## SUPPLIED DATA
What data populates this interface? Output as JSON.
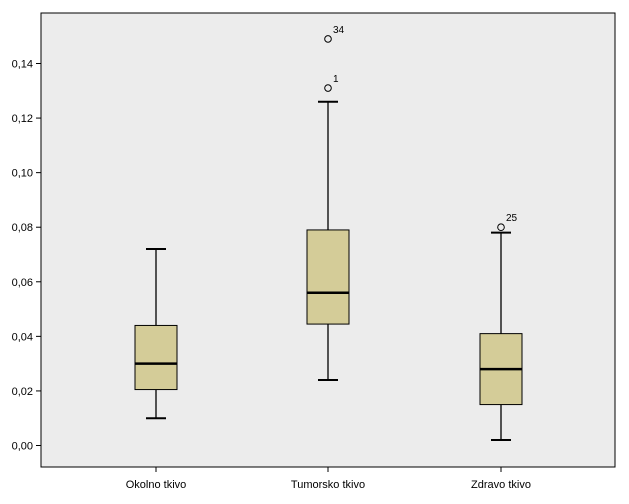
{
  "chart_data": {
    "type": "boxplot",
    "title": "",
    "xlabel": "",
    "ylabel": "",
    "ylim": [
      -0.008,
      0.158
    ],
    "grid": false,
    "y_ticks": [
      0.0,
      0.02,
      0.04,
      0.06,
      0.08,
      0.1,
      0.12,
      0.14
    ],
    "y_tick_labels": [
      "0,00",
      "0,02",
      "0,04",
      "0,06",
      "0,08",
      "0,10",
      "0,12",
      "0,14"
    ],
    "categories": [
      "Okolno tkivo",
      "Tumorsko tkivo",
      "Zdravo tkivo"
    ],
    "box_color": "#d4cc98",
    "background_color": "#ececec",
    "boxes": [
      {
        "category": "Okolno tkivo",
        "whisker_low": 0.01,
        "q1": 0.0205,
        "median": 0.03,
        "q3": 0.044,
        "whisker_high": 0.072,
        "outliers": []
      },
      {
        "category": "Tumorsko tkivo",
        "whisker_low": 0.024,
        "q1": 0.0445,
        "median": 0.056,
        "q3": 0.079,
        "whisker_high": 0.126,
        "outliers": [
          {
            "value": 0.149,
            "label": "34"
          },
          {
            "value": 0.131,
            "label": "1"
          }
        ]
      },
      {
        "category": "Zdravo tkivo",
        "whisker_low": 0.002,
        "q1": 0.015,
        "median": 0.028,
        "q3": 0.041,
        "whisker_high": 0.078,
        "outliers": [
          {
            "value": 0.08,
            "label": "25"
          }
        ]
      }
    ]
  }
}
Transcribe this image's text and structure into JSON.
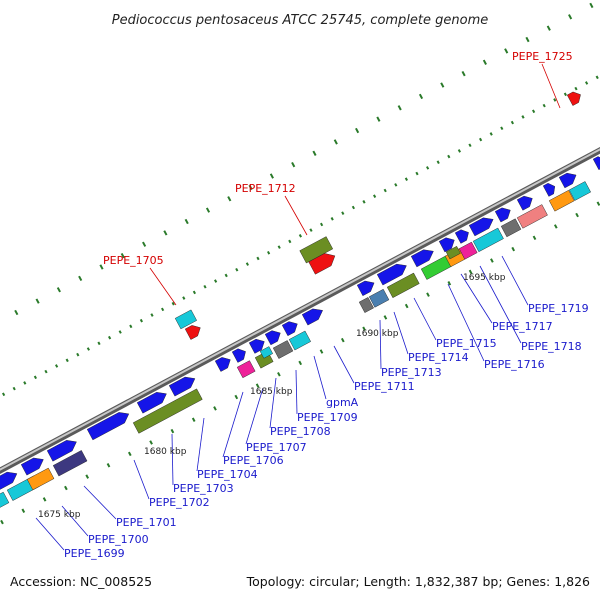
{
  "title": "Pediococcus pentosaceus ATCC 25745, complete genome",
  "footer": {
    "accession": "Accession: NC_008525",
    "summary": "Topology: circular; Length: 1,832,387 bp; Genes: 1,826"
  },
  "colors": {
    "backbone": "#8c8c8c",
    "forward_label": "#1a1acc",
    "reverse_label": "#d40000",
    "tick": "#2a7a2a",
    "blue": "#1515e8",
    "olive": "#6b8e23",
    "cyan": "#17c8d8",
    "red": "#ee1111",
    "magenta": "#ee2299",
    "gray": "#6e6e6e",
    "orange": "#ff9911",
    "green": "#33cc33",
    "steel": "#4a7fb0",
    "navy": "#3d3880",
    "salmon": "#f08080"
  },
  "kbp_marks": [
    "1675 kbp",
    "1680 kbp",
    "1685 kbp",
    "1690 kbp",
    "1695 kbp"
  ],
  "forward_labels": [
    "PEPE_1699",
    "PEPE_1700",
    "PEPE_1701",
    "PEPE_1702",
    "PEPE_1703",
    "PEPE_1704",
    "PEPE_1706",
    "PEPE_1707",
    "PEPE_1708",
    "PEPE_1709",
    "gpmA",
    "PEPE_1711",
    "PEPE_1713",
    "PEPE_1714",
    "PEPE_1715",
    "PEPE_1716",
    "PEPE_1717",
    "PEPE_1718",
    "PEPE_1719"
  ],
  "reverse_labels": [
    "PEPE_1705",
    "PEPE_1712",
    "PEPE_1725"
  ]
}
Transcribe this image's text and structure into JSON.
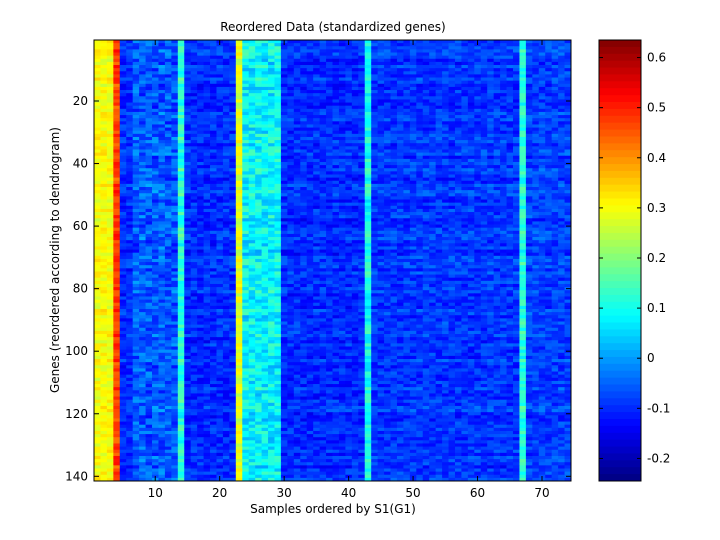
{
  "chart_data": {
    "type": "heatmap",
    "title": "Reordered Data (standardized genes)",
    "xlabel": "Samples ordered by S1(G1)",
    "ylabel": "Genes (reordered according to dendrogram)",
    "n_samples": 74,
    "n_genes": 141,
    "xlim": [
      0.5,
      74.5
    ],
    "ylim": [
      0.5,
      141.5
    ],
    "x_ticks": [
      10,
      20,
      30,
      40,
      50,
      60,
      70
    ],
    "y_ticks": [
      20,
      40,
      60,
      80,
      100,
      120,
      140
    ],
    "colormap": "jet",
    "clim": [
      -0.245,
      0.635
    ],
    "colorbar_ticks": [
      -0.2,
      -0.1,
      0,
      0.1,
      0.2,
      0.3,
      0.4,
      0.5,
      0.6
    ],
    "sample_profile": [
      {
        "samples": [
          1,
          3
        ],
        "mean": 0.3,
        "spread": 0.03
      },
      {
        "samples": [
          4,
          4
        ],
        "mean": 0.47,
        "spread": 0.04
      },
      {
        "samples": [
          5,
          6
        ],
        "mean": -0.1,
        "spread": 0.04
      },
      {
        "samples": [
          7,
          13
        ],
        "mean": -0.06,
        "spread": 0.06
      },
      {
        "samples": [
          14,
          14
        ],
        "mean": 0.12,
        "spread": 0.05
      },
      {
        "samples": [
          15,
          22
        ],
        "mean": -0.1,
        "spread": 0.04
      },
      {
        "samples": [
          23,
          23
        ],
        "mean": 0.28,
        "spread": 0.04
      },
      {
        "samples": [
          24,
          29
        ],
        "mean": 0.08,
        "spread": 0.06
      },
      {
        "samples": [
          30,
          42
        ],
        "mean": -0.1,
        "spread": 0.04
      },
      {
        "samples": [
          43,
          43
        ],
        "mean": 0.1,
        "spread": 0.05
      },
      {
        "samples": [
          44,
          66
        ],
        "mean": -0.09,
        "spread": 0.04
      },
      {
        "samples": [
          67,
          67
        ],
        "mean": 0.12,
        "spread": 0.04
      },
      {
        "samples": [
          68,
          74
        ],
        "mean": -0.08,
        "spread": 0.04
      }
    ]
  }
}
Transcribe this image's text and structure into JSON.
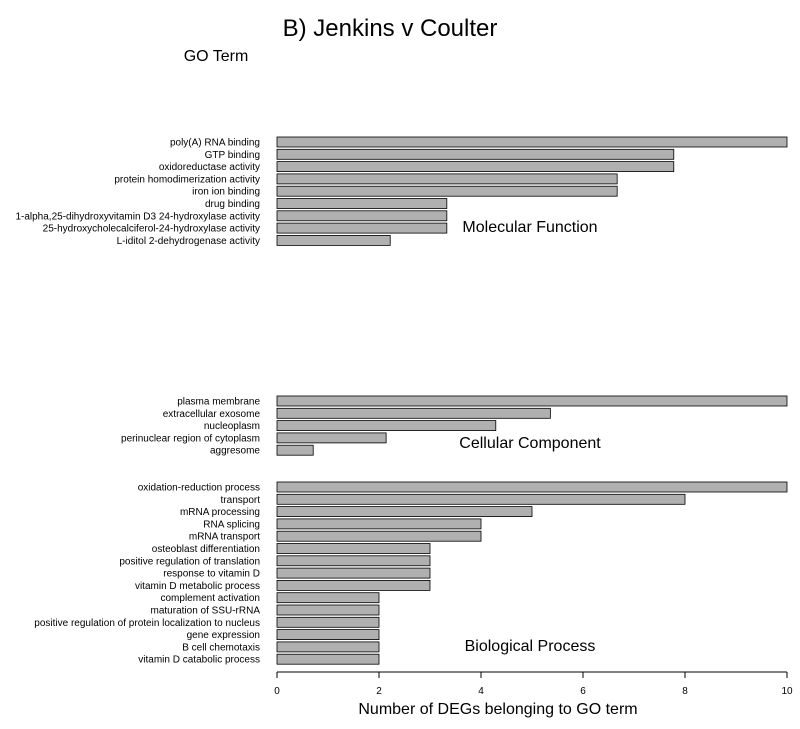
{
  "chart_data": {
    "type": "bar",
    "orientation": "horizontal",
    "title": "B) Jenkins v Coulter",
    "ylabel": "GO Term",
    "xlabel": "Number of DEGs belonging to GO term",
    "xlim": [
      0,
      10
    ],
    "xticks": [
      0,
      2,
      4,
      6,
      8,
      10
    ],
    "bar_color": "#b0b0b0",
    "groups": [
      {
        "name": "Molecular Function",
        "categories": [
          "poly(A) RNA binding",
          "GTP binding",
          "oxidoreductase activity",
          "protein homodimerization activity",
          "iron ion binding",
          "drug binding",
          "1-alpha,25-dihydroxyvitamin D3 24-hydroxylase activity",
          "25-hydroxycholecalciferol-24-hydroxylase activity",
          "L-iditol 2-dehydrogenase activity"
        ],
        "values": [
          10,
          7.78,
          7.78,
          6.67,
          6.67,
          3.33,
          3.33,
          3.33,
          2.22
        ]
      },
      {
        "name": "Cellular Component",
        "categories": [
          "plasma membrane",
          "extracellular exosome",
          "nucleoplasm",
          "perinuclear region of cytoplasm",
          "aggresome"
        ],
        "values": [
          10,
          5.36,
          4.29,
          2.14,
          0.71
        ]
      },
      {
        "name": "Biological Process",
        "categories": [
          "oxidation-reduction process",
          "transport",
          "mRNA processing",
          "RNA splicing",
          "mRNA transport",
          "osteoblast differentiation",
          "positive regulation of translation",
          "response to vitamin D",
          "vitamin D metabolic process",
          "complement activation",
          "maturation of SSU-rRNA",
          "positive regulation of protein localization to nucleus",
          "gene expression",
          "B cell chemotaxis",
          "vitamin D catabolic process"
        ],
        "values": [
          10,
          8,
          5,
          4,
          4,
          3,
          3,
          3,
          3,
          2,
          2,
          2,
          2,
          2,
          2
        ]
      }
    ]
  }
}
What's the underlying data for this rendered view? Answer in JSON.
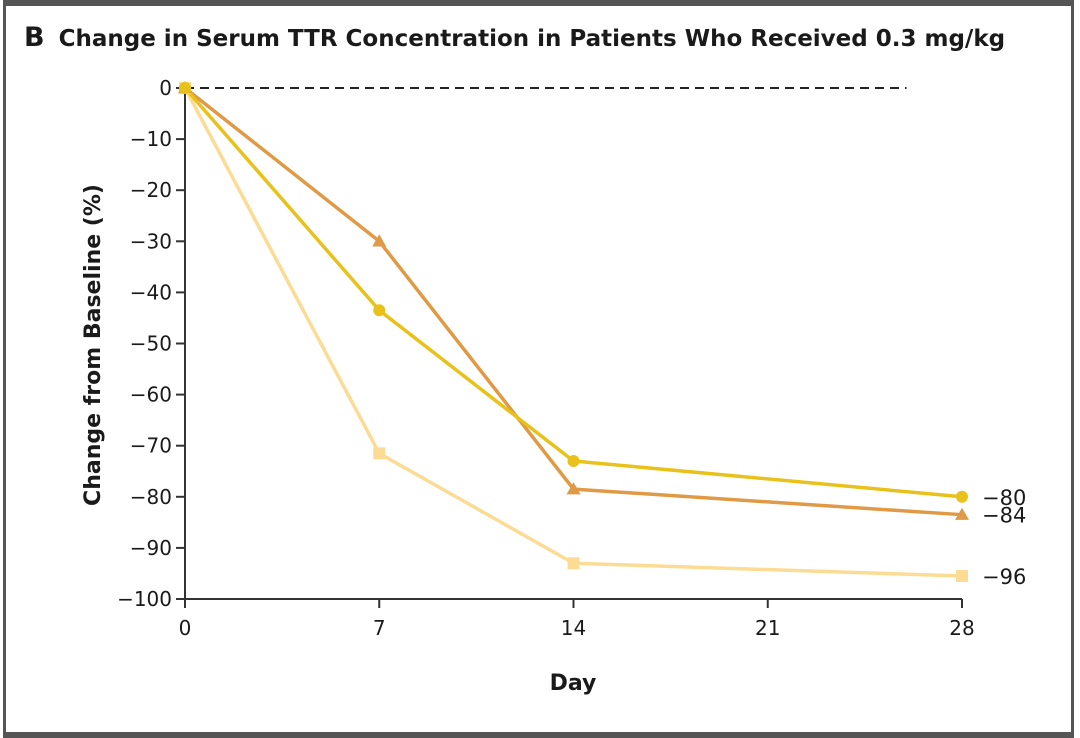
{
  "panel": {
    "letter": "B",
    "title": "Change in Serum TTR Concentration in Patients Who Received 0.3 mg/kg"
  },
  "chart_data": {
    "type": "line",
    "xlabel": "Day",
    "ylabel": "Change from Baseline (%)",
    "xlim": [
      0,
      28
    ],
    "ylim": [
      -100,
      0
    ],
    "xticks": [
      0,
      7,
      14,
      21,
      28
    ],
    "xtick_labels": [
      "0",
      "7",
      "14",
      "21",
      "28"
    ],
    "yticks": [
      0,
      -10,
      -20,
      -30,
      -40,
      -50,
      -60,
      -70,
      -80,
      -90,
      -100
    ],
    "ytick_labels": [
      "0",
      "−10",
      "−20",
      "−30",
      "−40",
      "−50",
      "−60",
      "−70",
      "−80",
      "−90",
      "−100"
    ],
    "reference_line": {
      "y": 0,
      "x_end": 26,
      "style": "dashed"
    },
    "grid": false,
    "series": [
      {
        "marker": "triangle",
        "color": "#e09a45",
        "x": [
          0,
          7,
          14,
          28
        ],
        "y": [
          0,
          -30,
          -78.5,
          -83.5
        ],
        "end_label": "−84"
      },
      {
        "marker": "circle",
        "color": "#e8c21a",
        "x": [
          0,
          7,
          14,
          28
        ],
        "y": [
          0,
          -43.5,
          -73,
          -80
        ],
        "end_label": "−80"
      },
      {
        "marker": "square",
        "color": "#fcdc94",
        "x": [
          0,
          7,
          14,
          28
        ],
        "y": [
          0,
          -71.5,
          -93,
          -95.5
        ],
        "end_label": "−96"
      }
    ]
  }
}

## WHAT YOU ARE ASKED TO DO
Wherever the string "Zdravo" appears in a line of the records above, copy that line.

## YOUR SOLUTION
      "Zdravo tkivo"
        "category": "Zdravo tkivo",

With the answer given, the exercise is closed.